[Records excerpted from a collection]
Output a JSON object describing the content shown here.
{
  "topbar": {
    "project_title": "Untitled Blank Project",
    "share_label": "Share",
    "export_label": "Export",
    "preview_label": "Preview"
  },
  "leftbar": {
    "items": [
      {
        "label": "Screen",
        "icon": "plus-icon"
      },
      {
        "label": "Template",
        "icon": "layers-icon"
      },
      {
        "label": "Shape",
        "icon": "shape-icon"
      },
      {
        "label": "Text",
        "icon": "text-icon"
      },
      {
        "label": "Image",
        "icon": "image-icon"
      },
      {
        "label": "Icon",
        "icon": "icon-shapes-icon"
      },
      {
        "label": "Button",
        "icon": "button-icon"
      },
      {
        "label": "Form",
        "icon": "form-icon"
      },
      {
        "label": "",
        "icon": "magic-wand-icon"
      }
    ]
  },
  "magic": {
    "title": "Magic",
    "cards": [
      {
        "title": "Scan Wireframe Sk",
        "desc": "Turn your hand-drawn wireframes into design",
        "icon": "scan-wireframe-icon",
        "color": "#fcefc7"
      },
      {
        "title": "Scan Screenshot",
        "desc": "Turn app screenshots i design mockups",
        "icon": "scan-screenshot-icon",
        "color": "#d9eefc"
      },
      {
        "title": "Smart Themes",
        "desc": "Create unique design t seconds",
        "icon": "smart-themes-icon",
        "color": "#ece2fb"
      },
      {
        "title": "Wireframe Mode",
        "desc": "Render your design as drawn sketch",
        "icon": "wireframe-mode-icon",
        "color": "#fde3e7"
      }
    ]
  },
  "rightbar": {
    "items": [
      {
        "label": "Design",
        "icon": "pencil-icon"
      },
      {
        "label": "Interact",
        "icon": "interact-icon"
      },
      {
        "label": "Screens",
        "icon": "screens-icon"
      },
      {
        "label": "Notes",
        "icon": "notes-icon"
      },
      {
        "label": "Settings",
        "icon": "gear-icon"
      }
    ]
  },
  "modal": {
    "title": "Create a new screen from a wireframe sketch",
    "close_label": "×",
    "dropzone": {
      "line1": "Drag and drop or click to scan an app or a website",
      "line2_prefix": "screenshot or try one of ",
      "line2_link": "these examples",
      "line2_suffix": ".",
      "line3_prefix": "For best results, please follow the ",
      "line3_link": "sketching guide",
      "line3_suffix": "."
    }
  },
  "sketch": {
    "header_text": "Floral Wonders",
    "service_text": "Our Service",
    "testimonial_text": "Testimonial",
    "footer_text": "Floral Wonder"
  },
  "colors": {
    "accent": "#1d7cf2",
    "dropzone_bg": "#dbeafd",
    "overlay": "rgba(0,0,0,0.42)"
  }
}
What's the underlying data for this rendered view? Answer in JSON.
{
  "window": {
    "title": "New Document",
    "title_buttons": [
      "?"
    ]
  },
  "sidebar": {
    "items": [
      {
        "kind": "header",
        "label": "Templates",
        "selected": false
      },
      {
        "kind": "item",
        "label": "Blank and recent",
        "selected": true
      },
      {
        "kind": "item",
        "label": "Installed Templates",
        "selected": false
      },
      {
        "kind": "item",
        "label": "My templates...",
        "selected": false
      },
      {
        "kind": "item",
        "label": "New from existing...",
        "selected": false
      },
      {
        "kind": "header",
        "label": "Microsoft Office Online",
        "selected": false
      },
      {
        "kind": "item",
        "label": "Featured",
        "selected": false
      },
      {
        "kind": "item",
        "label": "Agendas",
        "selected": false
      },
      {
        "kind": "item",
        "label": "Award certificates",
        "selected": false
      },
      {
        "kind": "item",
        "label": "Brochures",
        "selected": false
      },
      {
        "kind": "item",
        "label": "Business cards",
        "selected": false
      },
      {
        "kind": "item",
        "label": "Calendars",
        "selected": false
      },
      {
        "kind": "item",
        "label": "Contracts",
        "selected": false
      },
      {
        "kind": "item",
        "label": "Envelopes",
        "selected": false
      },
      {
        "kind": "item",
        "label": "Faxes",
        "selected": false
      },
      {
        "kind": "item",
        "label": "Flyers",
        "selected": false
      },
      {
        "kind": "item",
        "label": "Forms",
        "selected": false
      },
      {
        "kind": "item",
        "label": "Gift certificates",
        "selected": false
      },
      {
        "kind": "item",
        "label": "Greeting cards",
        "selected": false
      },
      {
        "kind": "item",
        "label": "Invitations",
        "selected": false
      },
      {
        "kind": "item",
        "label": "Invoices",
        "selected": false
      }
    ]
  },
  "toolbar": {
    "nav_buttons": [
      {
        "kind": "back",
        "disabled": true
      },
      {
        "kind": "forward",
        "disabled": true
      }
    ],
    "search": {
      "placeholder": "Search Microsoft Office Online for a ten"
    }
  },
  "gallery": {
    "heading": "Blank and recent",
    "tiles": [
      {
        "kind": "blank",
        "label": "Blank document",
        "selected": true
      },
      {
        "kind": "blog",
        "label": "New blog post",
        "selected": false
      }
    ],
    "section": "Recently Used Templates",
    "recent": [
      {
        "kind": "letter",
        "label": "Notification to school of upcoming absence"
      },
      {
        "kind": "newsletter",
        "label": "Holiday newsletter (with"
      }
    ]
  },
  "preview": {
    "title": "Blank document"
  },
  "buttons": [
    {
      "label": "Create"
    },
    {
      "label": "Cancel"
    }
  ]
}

§ **AIM**: Scan the material for lines with the word "JSON", and copy each line you find.

§ **RESULT FOR THIS EXERCISE**:
Output a JSON object describing the content shown here.
What's the underlying data for this rendered view? Answer in JSON.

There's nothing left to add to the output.